▶ **EXERCISE INSTRUCTIONS**: Set all the material down again unchanged, without the pictures.

▶ **INFORMATION SHOWN**:

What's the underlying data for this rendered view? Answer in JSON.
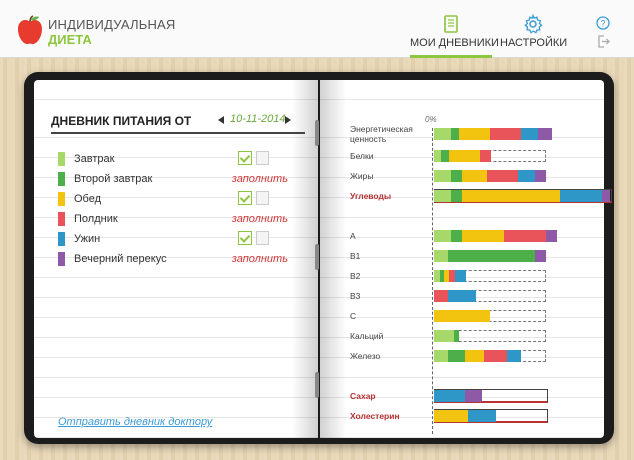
{
  "app": {
    "title_line1": "ИНДИВИДУАЛЬНАЯ",
    "title_line2": "ДИЕТА"
  },
  "nav": {
    "diaries_label": "МОИ ДНЕВНИКИ",
    "settings_label": "НАСТРОЙКИ"
  },
  "diary": {
    "title": "ДНЕВНИК ПИТАНИЯ ОТ",
    "date": "10-11-2014",
    "send_link": "Отправить дневник доктору",
    "meals": [
      {
        "name": "Завтрак",
        "color": "#a6d96a",
        "status": "done",
        "action": ""
      },
      {
        "name": "Второй завтрак",
        "color": "#4daf4a",
        "status": "empty",
        "action": "заполнить"
      },
      {
        "name": "Обед",
        "color": "#f2c40f",
        "status": "done",
        "action": ""
      },
      {
        "name": "Полдник",
        "color": "#e8545a",
        "status": "empty",
        "action": "заполнить"
      },
      {
        "name": "Ужин",
        "color": "#2e97c7",
        "status": "done",
        "action": ""
      },
      {
        "name": "Вечерний перекус",
        "color": "#8e5aa8",
        "status": "empty",
        "action": "заполнить"
      }
    ]
  },
  "nutrients": {
    "percent_label": "0%",
    "rows": [
      {
        "label": "Энергетическая ценность",
        "bold": false,
        "style": "segments",
        "segments": [
          0.12,
          0.06,
          0.22,
          0.22,
          0.12,
          0.1
        ],
        "target": 0.8
      },
      {
        "label": "Белки",
        "bold": false,
        "style": "segments",
        "segments": [
          0.05,
          0.06,
          0.22,
          0.08,
          0,
          0
        ],
        "target": 0.8
      },
      {
        "label": "Жиры",
        "bold": false,
        "style": "segments",
        "segments": [
          0.12,
          0.08,
          0.18,
          0.22,
          0.12,
          0.08
        ],
        "target": 0.8
      },
      {
        "label": "Углеводы",
        "bold": true,
        "style": "over",
        "segments": [
          0.12,
          0.08,
          0.7,
          0,
          0.3,
          0.06
        ],
        "target": 0.8
      },
      {
        "label": "A",
        "bold": false,
        "style": "segments",
        "segments": [
          0.12,
          0.08,
          0.3,
          0.3,
          0,
          0.08
        ],
        "target": 0.8
      },
      {
        "label": "B1",
        "bold": false,
        "style": "segments",
        "segments": [
          0.1,
          0.62,
          0,
          0,
          0,
          0.08
        ],
        "target": 0.8
      },
      {
        "label": "B2",
        "bold": false,
        "style": "segments",
        "segments": [
          0.04,
          0.03,
          0.04,
          0.04,
          0.08,
          0
        ],
        "target": 0.8
      },
      {
        "label": "B3",
        "bold": false,
        "style": "segments",
        "segments": [
          0,
          0,
          0,
          0.1,
          0.2,
          0
        ],
        "target": 0.8
      },
      {
        "label": "C",
        "bold": false,
        "style": "segments",
        "segments": [
          0,
          0,
          0.4,
          0,
          0,
          0
        ],
        "target": 0.8
      },
      {
        "label": "Кальций",
        "bold": false,
        "style": "segments",
        "segments": [
          0.14,
          0.04,
          0,
          0,
          0,
          0
        ],
        "target": 0.8
      },
      {
        "label": "Железо",
        "bold": false,
        "style": "segments",
        "segments": [
          0.1,
          0.12,
          0.14,
          0.16,
          0.1,
          0
        ],
        "target": 0.8
      },
      {
        "label": "Сахар",
        "bold": true,
        "style": "limit",
        "segments": [
          0,
          0,
          0,
          0,
          0.22,
          0.12
        ],
        "target": 0.8
      },
      {
        "label": "Холестерин",
        "bold": true,
        "style": "limit",
        "segments": [
          0,
          0,
          0.24,
          0,
          0.2,
          0
        ],
        "target": 0.8
      }
    ]
  },
  "colors": {
    "accent": "#8cc63f",
    "warning": "#d0393b",
    "link": "#3b9bd6"
  }
}
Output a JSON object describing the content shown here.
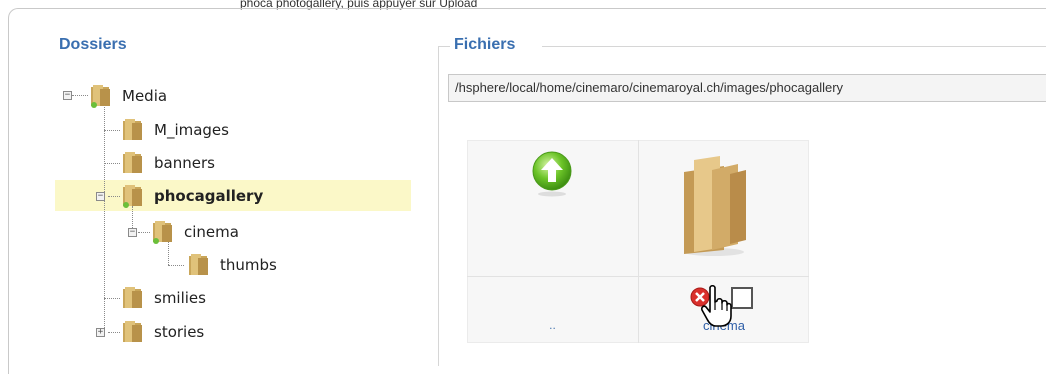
{
  "top_cut_text": "phoca  photogallery, puis appuyer sur Upload",
  "dossiers": {
    "title": "Dossiers",
    "tree": [
      {
        "label": "Media",
        "level": 0,
        "toggle": "minus",
        "selected": false
      },
      {
        "label": "M_images",
        "level": 1,
        "toggle": "none",
        "selected": false
      },
      {
        "label": "banners",
        "level": 1,
        "toggle": "none",
        "selected": false
      },
      {
        "label": "phocagallery",
        "level": 1,
        "toggle": "minus",
        "selected": true
      },
      {
        "label": "cinema",
        "level": 2,
        "toggle": "minus",
        "selected": false
      },
      {
        "label": "thumbs",
        "level": 3,
        "toggle": "none",
        "selected": false
      },
      {
        "label": "smilies",
        "level": 1,
        "toggle": "none",
        "selected": false
      },
      {
        "label": "stories",
        "level": 1,
        "toggle": "plus",
        "selected": false
      }
    ]
  },
  "fichiers": {
    "title": "Fichiers",
    "path": "/hsphere/local/home/cinemaro/cinemaroyal.ch/images/phocagallery",
    "items": [
      {
        "label": "..",
        "icon": "up-arrow-icon"
      },
      {
        "label": "cinema",
        "icon": "folder-icon"
      }
    ]
  },
  "colors": {
    "title": "#3a6fb0",
    "selected_row": "#fbf8c8",
    "link": "#2f5fa8"
  }
}
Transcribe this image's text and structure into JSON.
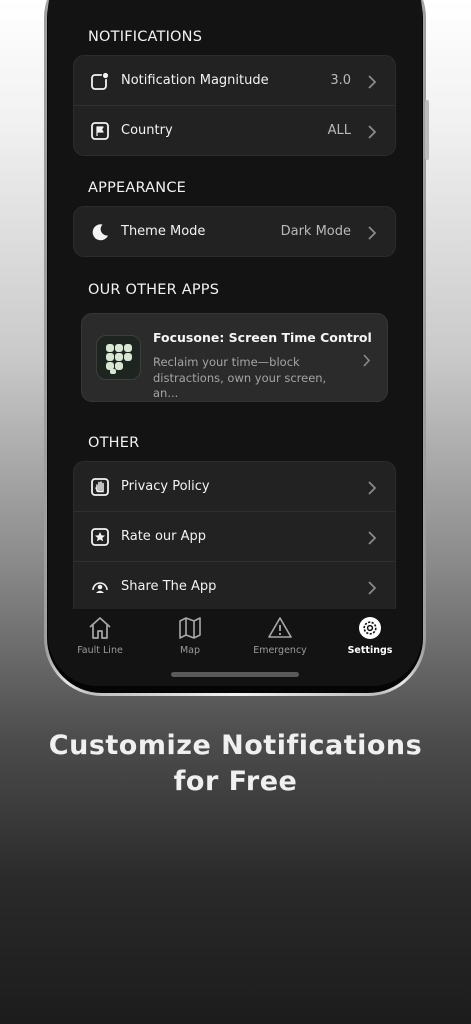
{
  "sections": {
    "notifications": {
      "title": "NOTIFICATIONS",
      "rows": [
        {
          "label": "Notification Magnitude",
          "value": "3.0",
          "icon": "notification-badge-icon"
        },
        {
          "label": "Country",
          "value": "ALL",
          "icon": "flag-icon"
        }
      ]
    },
    "appearance": {
      "title": "APPEARANCE",
      "rows": [
        {
          "label": "Theme Mode",
          "value": "Dark Mode",
          "icon": "moon-icon"
        }
      ]
    },
    "other_apps": {
      "title": "OUR OTHER APPS",
      "app": {
        "name": "Focusone: Screen Time Control",
        "description": "Reclaim your time—block distractions, own your screen, an...",
        "icon": "focusone-app-icon"
      }
    },
    "other": {
      "title": "OTHER",
      "rows": [
        {
          "label": "Privacy Policy",
          "icon": "hand-icon"
        },
        {
          "label": "Rate our App",
          "icon": "star-icon"
        },
        {
          "label": "Share The App",
          "icon": "share-person-icon"
        }
      ]
    }
  },
  "tabbar": {
    "tabs": [
      {
        "label": "Fault Line",
        "icon": "home-icon",
        "active": false
      },
      {
        "label": "Map",
        "icon": "map-icon",
        "active": false
      },
      {
        "label": "Emergency",
        "icon": "warning-icon",
        "active": false
      },
      {
        "label": "Settings",
        "icon": "gear-icon",
        "active": true
      }
    ]
  },
  "caption": {
    "line1": "Customize Notifications",
    "line2": "for Free"
  },
  "colors": {
    "screen_bg": "#131313",
    "card_bg": "#222222",
    "text_primary": "#f3f3f3",
    "text_secondary": "#b9b9b9"
  }
}
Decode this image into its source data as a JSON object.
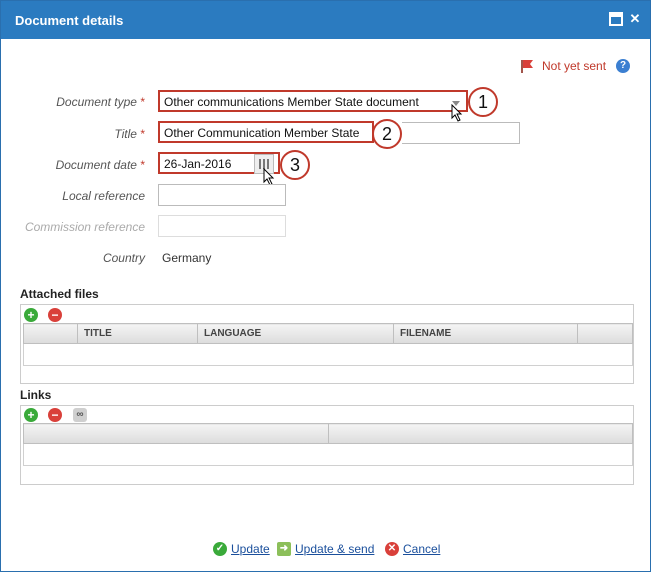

▶ **WRITTEN ANSWER**:
What's the underlying data for this rendered view? Answer in JSON.
{
  "app": {
    "title_line1": "ИНДИВИДУАЛЬНАЯ",
    "title_line2": "ДИЕТА"
  },
  "nav": {
    "diaries_label": "МОИ ДНЕВНИКИ",
    "settings_label": "НАСТРОЙКИ"
  },
  "diary": {
    "title": "ДНЕВНИК ПИТАНИЯ ОТ",
    "date": "10-11-2014",
    "send_link": "Отправить дневник доктору",
    "meals": [
      {
        "name": "Завтрак",
        "color": "#a6d96a",
        "status": "done",
        "action": ""
      },
      {
        "name": "Второй завтрак",
        "color": "#4daf4a",
        "status": "empty",
        "action": "заполнить"
      },
      {
        "name": "Обед",
        "color": "#f2c40f",
        "status": "done",
        "action": ""
      },
      {
        "name": "Полдник",
        "color": "#e8545a",
        "status": "empty",
        "action": "заполнить"
      },
      {
        "name": "Ужин",
        "color": "#2e97c7",
        "status": "done",
        "action": ""
      },
      {
        "name": "Вечерний перекус",
        "color": "#8e5aa8",
        "status": "empty",
        "action": "заполнить"
      }
    ]
  },
  "nutrients": {
    "percent_label": "0%",
    "rows": [
      {
        "label": "Энергетическая ценность",
        "bold": false,
        "style": "segments",
        "segments": [
          0.12,
          0.06,
          0.22,
          0.22,
          0.12,
          0.1
        ],
        "target": 0.8
      },
      {
        "label": "Белки",
        "bold": false,
        "style": "segments",
        "segments": [
          0.05,
          0.06,
          0.22,
          0.08,
          0,
          0
        ],
        "target": 0.8
      },
      {
        "label": "Жиры",
        "bold": false,
        "style": "segments",
        "segments": [
          0.12,
          0.08,
          0.18,
          0.22,
          0.12,
          0.08
        ],
        "target": 0.8
      },
      {
        "label": "Углеводы",
        "bold": true,
        "style": "over",
        "segments": [
          0.12,
          0.08,
          0.7,
          0,
          0.3,
          0.06
        ],
        "target": 0.8
      },
      {
        "label": "A",
        "bold": false,
        "style": "segments",
        "segments": [
          0.12,
          0.08,
          0.3,
          0.3,
          0,
          0.08
        ],
        "target": 0.8
      },
      {
        "label": "B1",
        "bold": false,
        "style": "segments",
        "segments": [
          0.1,
          0.62,
          0,
          0,
          0,
          0.08
        ],
        "target": 0.8
      },
      {
        "label": "B2",
        "bold": false,
        "style": "segments",
        "segments": [
          0.04,
          0.03,
          0.04,
          0.04,
          0.08,
          0
        ],
        "target": 0.8
      },
      {
        "label": "B3",
        "bold": false,
        "style": "segments",
        "segments": [
          0,
          0,
          0,
          0.1,
          0.2,
          0
        ],
        "target": 0.8
      },
      {
        "label": "C",
        "bold": false,
        "style": "segments",
        "segments": [
          0,
          0,
          0.4,
          0,
          0,
          0
        ],
        "target": 0.8
      },
      {
        "label": "Кальций",
        "bold": false,
        "style": "segments",
        "segments": [
          0.14,
          0.04,
          0,
          0,
          0,
          0
        ],
        "target": 0.8
      },
      {
        "label": "Железо",
        "bold": false,
        "style": "segments",
        "segments": [
          0.1,
          0.12,
          0.14,
          0.16,
          0.1,
          0
        ],
        "target": 0.8
      },
      {
        "label": "Сахар",
        "bold": true,
        "style": "limit",
        "segments": [
          0,
          0,
          0,
          0,
          0.22,
          0.12
        ],
        "target": 0.8
      },
      {
        "label": "Холестерин",
        "bold": true,
        "style": "limit",
        "segments": [
          0,
          0,
          0.24,
          0,
          0.2,
          0
        ],
        "target": 0.8
      }
    ]
  },
  "colors": {
    "accent": "#8cc63f",
    "warning": "#d0393b",
    "link": "#3b9bd6"
  }
}
Output a JSON object describing the content shown here.
{
  "top_cut_text": "phoca  photogallery, puis appuyer sur Upload",
  "dossiers": {
    "title": "Dossiers",
    "tree": [
      {
        "label": "Media",
        "level": 0,
        "toggle": "minus",
        "selected": false
      },
      {
        "label": "M_images",
        "level": 1,
        "toggle": "none",
        "selected": false
      },
      {
        "label": "banners",
        "level": 1,
        "toggle": "none",
        "selected": false
      },
      {
        "label": "phocagallery",
        "level": 1,
        "toggle": "minus",
        "selected": true
      },
      {
        "label": "cinema",
        "level": 2,
        "toggle": "minus",
        "selected": false
      },
      {
        "label": "thumbs",
        "level": 3,
        "toggle": "none",
        "selected": false
      },
      {
        "label": "smilies",
        "level": 1,
        "toggle": "none",
        "selected": false
      },
      {
        "label": "stories",
        "level": 1,
        "toggle": "plus",
        "selected": false
      }
    ]
  },
  "fichiers": {
    "title": "Fichiers",
    "path": "/hsphere/local/home/cinemaro/cinemaroyal.ch/images/phocagallery",
    "items": [
      {
        "label": "..",
        "icon": "up-arrow-icon"
      },
      {
        "label": "cinema",
        "icon": "folder-icon"
      }
    ]
  },
  "colors": {
    "title": "#3a6fb0",
    "selected_row": "#fbf8c8",
    "link": "#2f5fa8"
  }
}
Transcribe this image's text and structure into JSON.
{
  "sections": {
    "notifications": {
      "title": "NOTIFICATIONS",
      "rows": [
        {
          "label": "Notification Magnitude",
          "value": "3.0",
          "icon": "notification-badge-icon"
        },
        {
          "label": "Country",
          "value": "ALL",
          "icon": "flag-icon"
        }
      ]
    },
    "appearance": {
      "title": "APPEARANCE",
      "rows": [
        {
          "label": "Theme Mode",
          "value": "Dark Mode",
          "icon": "moon-icon"
        }
      ]
    },
    "other_apps": {
      "title": "OUR OTHER APPS",
      "app": {
        "name": "Focusone: Screen Time Control",
        "description": "Reclaim your time—block distractions, own your screen, an...",
        "icon": "focusone-app-icon"
      }
    },
    "other": {
      "title": "OTHER",
      "rows": [
        {
          "label": "Privacy Policy",
          "icon": "hand-icon"
        },
        {
          "label": "Rate our App",
          "icon": "star-icon"
        },
        {
          "label": "Share The App",
          "icon": "share-person-icon"
        }
      ]
    }
  },
  "tabbar": {
    "tabs": [
      {
        "label": "Fault Line",
        "icon": "home-icon",
        "active": false
      },
      {
        "label": "Map",
        "icon": "map-icon",
        "active": false
      },
      {
        "label": "Emergency",
        "icon": "warning-icon",
        "active": false
      },
      {
        "label": "Settings",
        "icon": "gear-icon",
        "active": true
      }
    ]
  },
  "caption": {
    "line1": "Customize Notifications",
    "line2": "for Free"
  },
  "colors": {
    "screen_bg": "#131313",
    "card_bg": "#222222",
    "text_primary": "#f3f3f3",
    "text_secondary": "#b9b9b9"
  }
}
Decode this image into its source data as a JSON object.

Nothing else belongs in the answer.